Please reproduce, word for word, the part of the coal-miner grandfather piece below that opens with the words containing "Wednesday, June 21, 2023" and closes with "entered his house.".
start Document extract
Iron Mountain ski jump

Iron Mountain ski jump

Wednesday, June 21, 2023

HOW LONG THE DAYS [W, 6-21-23]

CHRIST IN WINTER: Reflections on Faith & Life for the Years of Winter—HOW LONG THE DAYS [W, 6-21-23]

 


I never knew my mother’s father, my grandfather, Elmer Pond. He was a coal miner. He was killed in a mine cave-in before I was born. I have a washstand that he built, a simple wooden table he kept outside his backdoor at home. He made it more than a hundred years ago. When he returned from the mine, he would fill a tin basin with water and wash off the coal dust before he entered his house.

My grandfather Pond spent most of his time in darkness. Especially in winter, he went down into the mine before the sun was up, and he came up from the mine after the sun was already down. His only light in the mine was the dim glow of a carbide lamp on the front of his hat.
end Document extract
start Data extract
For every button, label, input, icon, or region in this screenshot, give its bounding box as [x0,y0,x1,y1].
end Data extract
Task output
Wednesday, June 21, 2023

HOW LONG THE DAYS [W, 6-21-23]

CHRIST IN WINTER: Reflections on Faith & Life for the Years of Winter—HOW LONG THE DAYS [W, 6-21-23]

 


I never knew my mother’s father, my grandfather, Elmer Pond. He was a coal miner. He was killed in a mine cave-in before I was born. I have a washstand that he built, a simple wooden table he kept outside his backdoor at home. He made it more than a hundred years ago. When he returned from the mine, he would fill a tin basin with water and wash off the coal dust before he entered his house.